=== Task to carry out ===
Narrow the data below down to the lines containing "дизпаливо".

##### Dataset records #####

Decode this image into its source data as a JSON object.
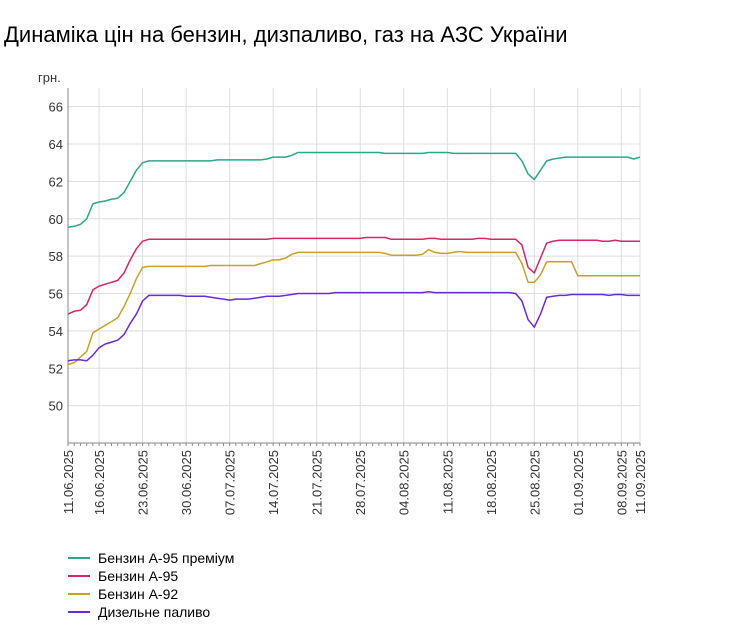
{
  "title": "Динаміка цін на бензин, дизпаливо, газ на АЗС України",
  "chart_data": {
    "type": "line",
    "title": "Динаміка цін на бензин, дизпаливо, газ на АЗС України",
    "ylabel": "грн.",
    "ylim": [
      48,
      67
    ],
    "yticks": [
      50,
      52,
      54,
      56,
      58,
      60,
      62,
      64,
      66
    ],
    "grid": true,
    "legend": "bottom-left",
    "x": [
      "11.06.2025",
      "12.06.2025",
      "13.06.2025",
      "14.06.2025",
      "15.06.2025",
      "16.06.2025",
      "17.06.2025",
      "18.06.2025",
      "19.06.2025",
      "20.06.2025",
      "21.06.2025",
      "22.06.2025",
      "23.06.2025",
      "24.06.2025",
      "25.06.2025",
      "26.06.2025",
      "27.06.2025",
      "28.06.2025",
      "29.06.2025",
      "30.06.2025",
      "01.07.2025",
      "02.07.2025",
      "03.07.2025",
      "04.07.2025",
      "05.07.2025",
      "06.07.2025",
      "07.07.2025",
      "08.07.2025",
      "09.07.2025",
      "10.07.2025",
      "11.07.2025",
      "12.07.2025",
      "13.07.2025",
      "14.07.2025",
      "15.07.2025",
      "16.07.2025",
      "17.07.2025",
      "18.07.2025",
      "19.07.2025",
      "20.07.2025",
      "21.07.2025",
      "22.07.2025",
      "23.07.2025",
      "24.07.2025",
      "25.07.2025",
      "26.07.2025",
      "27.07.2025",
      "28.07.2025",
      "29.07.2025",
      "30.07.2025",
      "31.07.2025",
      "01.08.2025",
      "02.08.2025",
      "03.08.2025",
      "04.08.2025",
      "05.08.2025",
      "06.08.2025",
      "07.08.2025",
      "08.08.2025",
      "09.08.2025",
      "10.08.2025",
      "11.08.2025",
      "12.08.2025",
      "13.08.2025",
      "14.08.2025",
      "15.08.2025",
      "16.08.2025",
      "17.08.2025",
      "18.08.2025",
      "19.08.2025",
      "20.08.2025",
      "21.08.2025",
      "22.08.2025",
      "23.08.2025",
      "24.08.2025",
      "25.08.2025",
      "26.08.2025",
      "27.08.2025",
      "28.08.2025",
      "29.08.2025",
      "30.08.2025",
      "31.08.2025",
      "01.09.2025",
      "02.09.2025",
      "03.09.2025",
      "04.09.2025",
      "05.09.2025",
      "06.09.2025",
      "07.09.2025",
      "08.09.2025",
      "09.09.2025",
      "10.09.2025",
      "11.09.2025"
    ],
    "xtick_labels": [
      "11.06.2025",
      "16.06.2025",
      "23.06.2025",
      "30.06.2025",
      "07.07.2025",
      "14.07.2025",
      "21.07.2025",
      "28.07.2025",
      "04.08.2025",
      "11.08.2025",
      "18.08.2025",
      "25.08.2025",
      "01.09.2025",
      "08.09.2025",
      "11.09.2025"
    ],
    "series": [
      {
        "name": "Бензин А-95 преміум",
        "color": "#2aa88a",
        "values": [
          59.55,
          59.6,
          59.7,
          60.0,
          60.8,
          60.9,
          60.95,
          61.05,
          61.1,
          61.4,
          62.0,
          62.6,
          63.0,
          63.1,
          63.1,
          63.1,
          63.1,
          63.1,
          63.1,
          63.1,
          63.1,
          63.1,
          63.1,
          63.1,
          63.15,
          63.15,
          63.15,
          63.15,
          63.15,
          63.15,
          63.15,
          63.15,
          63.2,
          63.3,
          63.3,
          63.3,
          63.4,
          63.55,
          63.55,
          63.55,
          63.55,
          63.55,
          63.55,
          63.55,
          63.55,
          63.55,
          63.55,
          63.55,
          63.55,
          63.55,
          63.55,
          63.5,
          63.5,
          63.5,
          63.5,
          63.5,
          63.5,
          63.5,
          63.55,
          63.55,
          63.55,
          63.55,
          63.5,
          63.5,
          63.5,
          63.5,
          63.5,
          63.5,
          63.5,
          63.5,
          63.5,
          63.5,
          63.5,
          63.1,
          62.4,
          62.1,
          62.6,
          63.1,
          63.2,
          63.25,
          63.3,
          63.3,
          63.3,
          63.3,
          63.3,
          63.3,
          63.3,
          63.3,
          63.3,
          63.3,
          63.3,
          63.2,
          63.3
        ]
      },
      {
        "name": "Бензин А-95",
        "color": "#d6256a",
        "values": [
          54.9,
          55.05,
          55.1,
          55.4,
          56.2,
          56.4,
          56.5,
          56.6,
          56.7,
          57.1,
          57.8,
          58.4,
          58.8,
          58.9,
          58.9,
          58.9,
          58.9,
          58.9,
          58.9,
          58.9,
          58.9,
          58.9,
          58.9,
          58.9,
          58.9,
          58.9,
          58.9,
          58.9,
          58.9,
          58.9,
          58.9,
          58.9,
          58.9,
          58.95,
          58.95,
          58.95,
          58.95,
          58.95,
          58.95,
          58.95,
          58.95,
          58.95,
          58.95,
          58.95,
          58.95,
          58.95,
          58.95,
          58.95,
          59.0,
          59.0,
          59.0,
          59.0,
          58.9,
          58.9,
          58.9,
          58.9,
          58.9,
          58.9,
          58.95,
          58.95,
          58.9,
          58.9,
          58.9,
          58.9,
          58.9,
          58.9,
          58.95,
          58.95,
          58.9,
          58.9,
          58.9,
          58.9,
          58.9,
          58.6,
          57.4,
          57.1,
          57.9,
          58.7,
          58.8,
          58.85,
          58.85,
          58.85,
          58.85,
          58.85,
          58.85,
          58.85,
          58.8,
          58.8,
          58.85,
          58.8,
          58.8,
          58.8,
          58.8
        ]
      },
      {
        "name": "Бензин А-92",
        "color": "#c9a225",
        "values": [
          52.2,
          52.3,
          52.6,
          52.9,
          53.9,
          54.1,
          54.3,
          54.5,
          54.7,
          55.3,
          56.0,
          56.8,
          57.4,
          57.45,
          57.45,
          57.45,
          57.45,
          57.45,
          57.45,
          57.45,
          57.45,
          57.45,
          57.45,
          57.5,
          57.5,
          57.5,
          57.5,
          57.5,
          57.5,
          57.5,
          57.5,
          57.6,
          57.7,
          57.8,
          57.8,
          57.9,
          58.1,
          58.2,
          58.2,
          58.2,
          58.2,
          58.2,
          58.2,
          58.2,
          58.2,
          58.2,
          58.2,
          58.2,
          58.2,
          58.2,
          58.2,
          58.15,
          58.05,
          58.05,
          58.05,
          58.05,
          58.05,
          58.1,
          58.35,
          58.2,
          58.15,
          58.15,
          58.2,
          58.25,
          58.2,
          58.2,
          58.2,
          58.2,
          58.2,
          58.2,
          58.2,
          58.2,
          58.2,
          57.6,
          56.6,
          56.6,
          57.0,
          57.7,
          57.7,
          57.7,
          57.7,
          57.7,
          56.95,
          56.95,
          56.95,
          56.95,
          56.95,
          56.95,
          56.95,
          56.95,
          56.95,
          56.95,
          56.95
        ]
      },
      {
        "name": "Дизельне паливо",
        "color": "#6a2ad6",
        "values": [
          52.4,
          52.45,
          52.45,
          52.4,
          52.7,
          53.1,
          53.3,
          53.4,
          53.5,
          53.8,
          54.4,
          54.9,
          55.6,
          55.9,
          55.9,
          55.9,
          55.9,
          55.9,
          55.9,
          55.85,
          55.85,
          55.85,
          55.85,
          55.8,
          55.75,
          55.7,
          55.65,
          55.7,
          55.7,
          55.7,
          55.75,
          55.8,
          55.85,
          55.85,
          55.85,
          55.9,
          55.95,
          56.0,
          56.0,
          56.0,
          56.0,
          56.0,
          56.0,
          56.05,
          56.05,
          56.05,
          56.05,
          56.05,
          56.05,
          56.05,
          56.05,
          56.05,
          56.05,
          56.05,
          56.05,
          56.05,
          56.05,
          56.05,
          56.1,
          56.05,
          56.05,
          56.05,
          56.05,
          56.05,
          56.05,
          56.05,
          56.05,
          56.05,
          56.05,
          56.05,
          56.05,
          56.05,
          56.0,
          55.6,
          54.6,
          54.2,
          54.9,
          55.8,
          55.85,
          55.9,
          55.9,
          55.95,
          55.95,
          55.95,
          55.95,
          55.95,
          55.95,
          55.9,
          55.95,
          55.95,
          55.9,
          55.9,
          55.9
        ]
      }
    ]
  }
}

#####

=== Completed task ===
  "title": "Динаміка цін на бензин, дизпаливо, газ на АЗС України",
    "title": "Динаміка цін на бензин, дизпаливо, газ на АЗС України",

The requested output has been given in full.